Atividade ▸
Responda com base no texto sobre incêndios florestais:
(a) Em quantas campanhas principais se dividem grupos de pesquisa, governos e organizações?
(b) De quais perspectivas os pesquisadores analisaram os incêndios florestais?
(c) Por quais meios a segunda abordagem propõe reduzir a carga de combustível?

Um dos problemas na gestão de incêndios florestais nos Estados Unidos é a crença de que existe uma única estratégia vencedora capaz de resolver a crise. Seja a supressão rápida de todos os focos de fogo, a diminuição da densidade de vegetação ou a permitir que alguns incêndios sejam controlados sob condições seguras, a tendência é investir mais recursos nessa abordagem.

No entanto, uma estratégia eficaz diante das piores estações de incêndio exige uma rede de ações interconectadas que se complementem. Atualmente, essas ações estão isoladas, com grupos de pesquisa, governos e organizações se dividindo em três principais campanhas, cada uma defendendo sua própria estratégia.

Os pesquisadores analisaram incêndios florestais desde uma perspectiva social, ecológica e de risco, buscando transformar essas descobertas em práticas que reduzam riscos relacionados a incêndios. Identificaram falhas nas abordagens atuais e exemplos de sucesso.

Atualmente, três principais abordagens divergem: uma busca por supressão rápida e agressiva de todos os focos de fogo; outra que acredita na redução da carga de combustível através de corte de madeira e queima controlada; e uma terceira que defende o uso de incêndios controlados para coexistir com a natureza.

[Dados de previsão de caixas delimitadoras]
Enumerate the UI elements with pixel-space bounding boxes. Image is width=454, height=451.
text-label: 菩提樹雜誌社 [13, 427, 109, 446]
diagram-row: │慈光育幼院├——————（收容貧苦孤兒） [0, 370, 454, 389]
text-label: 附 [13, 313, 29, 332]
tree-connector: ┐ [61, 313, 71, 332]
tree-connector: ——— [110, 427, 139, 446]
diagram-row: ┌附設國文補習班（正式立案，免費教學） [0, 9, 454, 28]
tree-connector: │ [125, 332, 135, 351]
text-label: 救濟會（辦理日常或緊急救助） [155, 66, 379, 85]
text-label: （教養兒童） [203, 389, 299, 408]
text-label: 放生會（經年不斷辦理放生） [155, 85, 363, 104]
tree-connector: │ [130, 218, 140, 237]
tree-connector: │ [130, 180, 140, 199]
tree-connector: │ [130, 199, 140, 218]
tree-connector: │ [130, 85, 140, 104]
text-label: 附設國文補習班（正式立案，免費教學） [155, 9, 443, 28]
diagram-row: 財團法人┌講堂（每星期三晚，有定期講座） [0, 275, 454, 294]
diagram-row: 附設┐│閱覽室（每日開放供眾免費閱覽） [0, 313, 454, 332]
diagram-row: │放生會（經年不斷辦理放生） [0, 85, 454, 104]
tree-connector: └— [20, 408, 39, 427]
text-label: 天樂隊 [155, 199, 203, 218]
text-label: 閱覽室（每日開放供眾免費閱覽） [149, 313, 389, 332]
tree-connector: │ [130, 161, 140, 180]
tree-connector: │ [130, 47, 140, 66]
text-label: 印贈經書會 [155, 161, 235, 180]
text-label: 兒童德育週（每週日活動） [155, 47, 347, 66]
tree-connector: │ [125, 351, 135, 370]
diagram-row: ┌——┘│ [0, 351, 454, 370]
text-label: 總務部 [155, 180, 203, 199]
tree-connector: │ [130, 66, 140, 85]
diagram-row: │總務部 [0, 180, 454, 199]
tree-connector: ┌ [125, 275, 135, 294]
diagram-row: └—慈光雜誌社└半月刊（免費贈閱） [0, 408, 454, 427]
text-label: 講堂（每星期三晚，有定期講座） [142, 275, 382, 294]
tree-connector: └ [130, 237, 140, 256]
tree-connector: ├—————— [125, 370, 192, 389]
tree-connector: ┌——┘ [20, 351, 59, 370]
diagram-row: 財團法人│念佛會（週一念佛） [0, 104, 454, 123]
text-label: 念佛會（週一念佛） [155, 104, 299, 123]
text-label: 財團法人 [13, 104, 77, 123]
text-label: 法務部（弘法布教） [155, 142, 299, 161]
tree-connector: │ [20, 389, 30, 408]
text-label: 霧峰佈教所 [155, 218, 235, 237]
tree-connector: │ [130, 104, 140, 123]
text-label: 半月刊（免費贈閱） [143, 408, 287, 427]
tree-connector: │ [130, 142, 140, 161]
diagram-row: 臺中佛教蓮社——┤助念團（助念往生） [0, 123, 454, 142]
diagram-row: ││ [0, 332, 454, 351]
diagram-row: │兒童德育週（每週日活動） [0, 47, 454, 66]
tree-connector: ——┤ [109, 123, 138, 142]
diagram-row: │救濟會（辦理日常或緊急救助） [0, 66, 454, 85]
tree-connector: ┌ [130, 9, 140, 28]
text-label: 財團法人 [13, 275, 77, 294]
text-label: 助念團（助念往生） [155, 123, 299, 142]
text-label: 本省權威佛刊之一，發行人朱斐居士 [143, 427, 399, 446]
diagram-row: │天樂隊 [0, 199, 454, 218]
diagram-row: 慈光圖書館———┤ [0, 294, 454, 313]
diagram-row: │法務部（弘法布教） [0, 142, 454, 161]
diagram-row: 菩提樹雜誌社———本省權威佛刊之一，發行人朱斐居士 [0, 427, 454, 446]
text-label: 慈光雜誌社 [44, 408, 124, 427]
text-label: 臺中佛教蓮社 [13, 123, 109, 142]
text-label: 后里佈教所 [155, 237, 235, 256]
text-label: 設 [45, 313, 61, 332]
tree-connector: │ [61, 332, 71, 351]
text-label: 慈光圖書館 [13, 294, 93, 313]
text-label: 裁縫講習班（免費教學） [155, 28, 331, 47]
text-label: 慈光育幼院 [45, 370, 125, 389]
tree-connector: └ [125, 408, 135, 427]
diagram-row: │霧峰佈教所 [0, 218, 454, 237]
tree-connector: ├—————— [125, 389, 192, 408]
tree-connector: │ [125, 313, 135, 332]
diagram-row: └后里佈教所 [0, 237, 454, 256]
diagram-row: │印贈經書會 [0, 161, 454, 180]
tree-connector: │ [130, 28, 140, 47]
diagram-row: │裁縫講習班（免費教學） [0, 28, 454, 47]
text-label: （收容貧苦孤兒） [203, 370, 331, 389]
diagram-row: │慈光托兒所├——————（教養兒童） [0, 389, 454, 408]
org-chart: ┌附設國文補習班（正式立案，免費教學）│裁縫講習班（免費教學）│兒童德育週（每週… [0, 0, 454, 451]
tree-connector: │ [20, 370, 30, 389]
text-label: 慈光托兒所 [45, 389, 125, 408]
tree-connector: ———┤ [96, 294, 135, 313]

Resultado ▸
(a) Três.
(b) Social, ecológica e de risco.
(c) Corte de madeira e queima controlada.